** DATA FOR THIS EXERCISE **
•••

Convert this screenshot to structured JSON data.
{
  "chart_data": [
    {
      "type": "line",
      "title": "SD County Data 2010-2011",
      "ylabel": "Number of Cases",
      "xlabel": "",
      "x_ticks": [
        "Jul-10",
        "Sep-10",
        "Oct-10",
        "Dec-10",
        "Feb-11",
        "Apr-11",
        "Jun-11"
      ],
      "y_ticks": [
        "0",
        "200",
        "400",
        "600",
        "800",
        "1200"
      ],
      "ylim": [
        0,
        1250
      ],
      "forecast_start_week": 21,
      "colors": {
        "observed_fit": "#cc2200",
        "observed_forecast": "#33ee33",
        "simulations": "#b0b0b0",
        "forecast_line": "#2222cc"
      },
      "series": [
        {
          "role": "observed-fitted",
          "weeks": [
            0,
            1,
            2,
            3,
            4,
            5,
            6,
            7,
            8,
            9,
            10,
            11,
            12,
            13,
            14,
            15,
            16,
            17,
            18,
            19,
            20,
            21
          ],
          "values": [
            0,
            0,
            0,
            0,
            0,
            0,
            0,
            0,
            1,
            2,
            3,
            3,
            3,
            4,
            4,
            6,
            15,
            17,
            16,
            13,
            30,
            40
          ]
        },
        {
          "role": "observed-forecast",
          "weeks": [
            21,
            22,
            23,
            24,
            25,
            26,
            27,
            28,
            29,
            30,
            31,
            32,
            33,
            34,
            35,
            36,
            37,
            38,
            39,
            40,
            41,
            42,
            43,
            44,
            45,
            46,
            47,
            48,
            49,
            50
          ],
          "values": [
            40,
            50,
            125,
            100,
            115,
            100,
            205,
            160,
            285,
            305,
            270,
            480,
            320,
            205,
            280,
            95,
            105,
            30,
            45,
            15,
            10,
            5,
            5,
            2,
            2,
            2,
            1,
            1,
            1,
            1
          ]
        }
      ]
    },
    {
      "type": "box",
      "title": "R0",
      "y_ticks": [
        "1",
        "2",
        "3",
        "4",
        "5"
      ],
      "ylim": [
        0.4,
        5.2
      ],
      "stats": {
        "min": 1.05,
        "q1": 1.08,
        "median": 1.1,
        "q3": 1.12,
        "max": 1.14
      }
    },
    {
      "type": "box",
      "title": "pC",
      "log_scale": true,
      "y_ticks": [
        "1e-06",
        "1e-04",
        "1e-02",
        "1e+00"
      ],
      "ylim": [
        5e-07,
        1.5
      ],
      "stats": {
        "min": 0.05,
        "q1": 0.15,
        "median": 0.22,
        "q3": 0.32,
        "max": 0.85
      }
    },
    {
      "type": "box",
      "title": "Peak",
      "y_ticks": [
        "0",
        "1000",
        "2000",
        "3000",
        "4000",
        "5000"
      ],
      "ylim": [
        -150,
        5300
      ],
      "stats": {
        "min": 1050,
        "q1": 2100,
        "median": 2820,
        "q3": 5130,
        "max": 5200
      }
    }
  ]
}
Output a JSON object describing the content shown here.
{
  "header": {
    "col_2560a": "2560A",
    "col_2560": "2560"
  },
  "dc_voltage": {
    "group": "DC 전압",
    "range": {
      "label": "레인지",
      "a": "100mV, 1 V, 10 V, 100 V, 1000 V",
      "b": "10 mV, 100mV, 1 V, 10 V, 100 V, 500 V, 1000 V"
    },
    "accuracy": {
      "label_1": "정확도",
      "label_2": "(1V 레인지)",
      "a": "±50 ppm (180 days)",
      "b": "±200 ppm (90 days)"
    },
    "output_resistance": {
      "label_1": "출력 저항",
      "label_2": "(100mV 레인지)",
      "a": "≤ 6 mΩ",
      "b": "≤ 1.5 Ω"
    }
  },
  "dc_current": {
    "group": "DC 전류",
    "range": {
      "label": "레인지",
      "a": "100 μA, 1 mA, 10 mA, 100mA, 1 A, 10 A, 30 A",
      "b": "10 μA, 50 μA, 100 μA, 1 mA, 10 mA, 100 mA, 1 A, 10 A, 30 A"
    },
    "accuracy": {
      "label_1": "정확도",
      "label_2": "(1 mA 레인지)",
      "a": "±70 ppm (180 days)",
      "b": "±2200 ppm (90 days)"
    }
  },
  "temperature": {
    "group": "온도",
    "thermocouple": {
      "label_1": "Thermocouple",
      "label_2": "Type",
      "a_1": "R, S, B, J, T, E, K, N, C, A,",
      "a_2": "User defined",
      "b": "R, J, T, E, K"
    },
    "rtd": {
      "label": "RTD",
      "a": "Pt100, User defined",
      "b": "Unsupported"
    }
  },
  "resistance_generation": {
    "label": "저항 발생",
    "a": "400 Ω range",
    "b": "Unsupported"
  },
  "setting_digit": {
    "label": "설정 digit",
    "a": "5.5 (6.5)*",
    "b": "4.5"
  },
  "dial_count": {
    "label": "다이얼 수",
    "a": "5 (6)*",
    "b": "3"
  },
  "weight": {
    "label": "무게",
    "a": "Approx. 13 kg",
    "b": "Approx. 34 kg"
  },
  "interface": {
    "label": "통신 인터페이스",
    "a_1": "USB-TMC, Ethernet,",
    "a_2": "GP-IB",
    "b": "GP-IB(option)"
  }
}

•••

** AIM **
All lines in the data that contain the word "title" should be copied.

** FULL RESPONSE **
      "title": "SD County Data 2010-2011",
      "title": "R0",
      "title": "pC",
      "title": "Peak",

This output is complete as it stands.